**Set problem:** All lines in which the word "administer" occurs are to be extracted.

**Records for processing:**
-- BEGIN --

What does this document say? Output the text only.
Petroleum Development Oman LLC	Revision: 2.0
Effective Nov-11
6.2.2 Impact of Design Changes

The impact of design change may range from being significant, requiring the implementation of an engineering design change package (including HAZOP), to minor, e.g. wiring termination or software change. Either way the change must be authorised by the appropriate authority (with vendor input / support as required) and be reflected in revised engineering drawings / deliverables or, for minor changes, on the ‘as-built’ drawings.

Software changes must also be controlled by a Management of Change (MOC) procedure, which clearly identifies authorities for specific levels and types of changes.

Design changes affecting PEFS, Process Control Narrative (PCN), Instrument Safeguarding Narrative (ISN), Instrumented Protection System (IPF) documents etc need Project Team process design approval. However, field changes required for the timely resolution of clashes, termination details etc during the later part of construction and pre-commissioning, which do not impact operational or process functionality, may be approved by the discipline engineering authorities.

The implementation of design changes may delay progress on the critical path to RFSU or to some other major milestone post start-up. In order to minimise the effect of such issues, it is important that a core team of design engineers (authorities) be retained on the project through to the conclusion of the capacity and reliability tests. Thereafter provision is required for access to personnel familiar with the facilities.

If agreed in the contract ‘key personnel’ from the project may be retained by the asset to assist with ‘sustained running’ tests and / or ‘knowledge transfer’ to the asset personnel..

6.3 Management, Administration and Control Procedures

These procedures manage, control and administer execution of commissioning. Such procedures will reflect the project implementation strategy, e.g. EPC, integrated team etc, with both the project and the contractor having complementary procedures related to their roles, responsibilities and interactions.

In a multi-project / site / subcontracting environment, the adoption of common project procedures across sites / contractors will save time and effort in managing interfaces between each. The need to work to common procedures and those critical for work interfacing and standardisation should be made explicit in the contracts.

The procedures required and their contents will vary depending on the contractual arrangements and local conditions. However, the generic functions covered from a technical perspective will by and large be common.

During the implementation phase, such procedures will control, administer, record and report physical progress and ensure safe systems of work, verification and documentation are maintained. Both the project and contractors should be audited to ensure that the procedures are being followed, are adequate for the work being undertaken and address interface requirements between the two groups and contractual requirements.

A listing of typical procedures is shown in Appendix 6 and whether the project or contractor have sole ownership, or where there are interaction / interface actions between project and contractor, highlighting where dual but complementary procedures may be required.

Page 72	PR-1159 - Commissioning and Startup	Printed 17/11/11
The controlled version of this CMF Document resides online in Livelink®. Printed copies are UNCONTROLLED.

-- END --

**Exercise result:**
These procedures manage, control and administer execution of commissioning. Such procedures will reflect the project implementation strategy, e.g. EPC, integrated team etc, with both the project and the contractor having complementary procedures related to their roles, responsibilities and interactions.
During the implementation phase, such procedures will control, administer, record and report physical progress and ensure safe systems of work, verification and documentation are maintained. Both the project and contractors should be audited to ensure that the procedures are being followed, are adequate for the work being undertaken and address interface requirements between the two groups and contractual requirements.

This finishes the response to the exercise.